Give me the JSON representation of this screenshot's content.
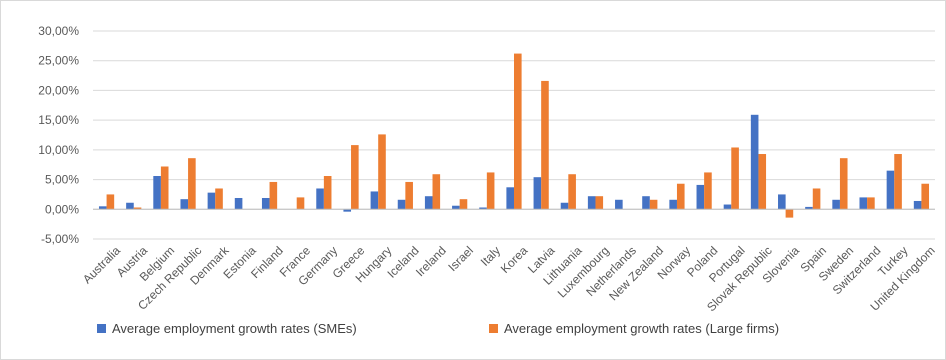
{
  "chart_data": {
    "type": "bar",
    "title": "",
    "xlabel": "",
    "ylabel": "",
    "ylim": [
      -5,
      30
    ],
    "y_ticks": [
      "-5,00%",
      "0,00%",
      "5,00%",
      "10,00%",
      "15,00%",
      "20,00%",
      "25,00%",
      "30,00%"
    ],
    "grid": true,
    "legend_position": "bottom",
    "categories": [
      "Australia",
      "Austria",
      "Belgium",
      "Czech Republic",
      "Denmark",
      "Estonia",
      "Finland",
      "France",
      "Germany",
      "Greece",
      "Hungary",
      "Iceland",
      "Ireland",
      "Israel",
      "Italy",
      "Korea",
      "Latvia",
      "Lithuania",
      "Luxembourg",
      "Netherlands",
      "New Zealand",
      "Norway",
      "Poland",
      "Portugal",
      "Slovak Republic",
      "Slovenia",
      "Spain",
      "Sweden",
      "Switzerland",
      "Turkey",
      "United Kingdom"
    ],
    "series": [
      {
        "name": "Average employment growth rates (SMEs)",
        "color": "#4472c4",
        "values": [
          0.5,
          1.1,
          5.6,
          1.7,
          2.8,
          1.9,
          1.9,
          0.0,
          3.5,
          -0.4,
          3.0,
          1.6,
          2.2,
          0.6,
          0.3,
          3.7,
          5.4,
          1.1,
          2.2,
          1.6,
          2.2,
          1.6,
          4.1,
          0.8,
          15.9,
          2.5,
          0.4,
          1.6,
          2.0,
          6.5,
          1.4
        ]
      },
      {
        "name": "Average employment growth rates (Large firms)",
        "color": "#ed7d31",
        "values": [
          2.5,
          0.3,
          7.2,
          8.6,
          3.5,
          0.0,
          4.6,
          2.0,
          5.6,
          10.8,
          12.6,
          4.6,
          5.9,
          1.7,
          6.2,
          26.2,
          21.6,
          5.9,
          2.2,
          0.0,
          1.6,
          4.3,
          6.2,
          10.4,
          9.3,
          -1.4,
          3.5,
          8.6,
          2.0,
          9.3,
          4.3
        ]
      }
    ]
  }
}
▬▬▬
▸ **Task**
Every entry above should be duplicated exactly. Do not include the images.

▸ **Answer to the exercise**
Give me the JSON representation of this screenshot's content.
{
  "chart_data": {
    "type": "bar",
    "title": "",
    "xlabel": "",
    "ylabel": "",
    "ylim": [
      -5,
      30
    ],
    "y_ticks": [
      "-5,00%",
      "0,00%",
      "5,00%",
      "10,00%",
      "15,00%",
      "20,00%",
      "25,00%",
      "30,00%"
    ],
    "grid": true,
    "legend_position": "bottom",
    "categories": [
      "Australia",
      "Austria",
      "Belgium",
      "Czech Republic",
      "Denmark",
      "Estonia",
      "Finland",
      "France",
      "Germany",
      "Greece",
      "Hungary",
      "Iceland",
      "Ireland",
      "Israel",
      "Italy",
      "Korea",
      "Latvia",
      "Lithuania",
      "Luxembourg",
      "Netherlands",
      "New Zealand",
      "Norway",
      "Poland",
      "Portugal",
      "Slovak Republic",
      "Slovenia",
      "Spain",
      "Sweden",
      "Switzerland",
      "Turkey",
      "United Kingdom"
    ],
    "series": [
      {
        "name": "Average employment growth rates (SMEs)",
        "color": "#4472c4",
        "values": [
          0.5,
          1.1,
          5.6,
          1.7,
          2.8,
          1.9,
          1.9,
          0.0,
          3.5,
          -0.4,
          3.0,
          1.6,
          2.2,
          0.6,
          0.3,
          3.7,
          5.4,
          1.1,
          2.2,
          1.6,
          2.2,
          1.6,
          4.1,
          0.8,
          15.9,
          2.5,
          0.4,
          1.6,
          2.0,
          6.5,
          1.4
        ]
      },
      {
        "name": "Average employment growth rates (Large firms)",
        "color": "#ed7d31",
        "values": [
          2.5,
          0.3,
          7.2,
          8.6,
          3.5,
          0.0,
          4.6,
          2.0,
          5.6,
          10.8,
          12.6,
          4.6,
          5.9,
          1.7,
          6.2,
          26.2,
          21.6,
          5.9,
          2.2,
          0.0,
          1.6,
          4.3,
          6.2,
          10.4,
          9.3,
          -1.4,
          3.5,
          8.6,
          2.0,
          9.3,
          4.3
        ]
      }
    ]
  }
}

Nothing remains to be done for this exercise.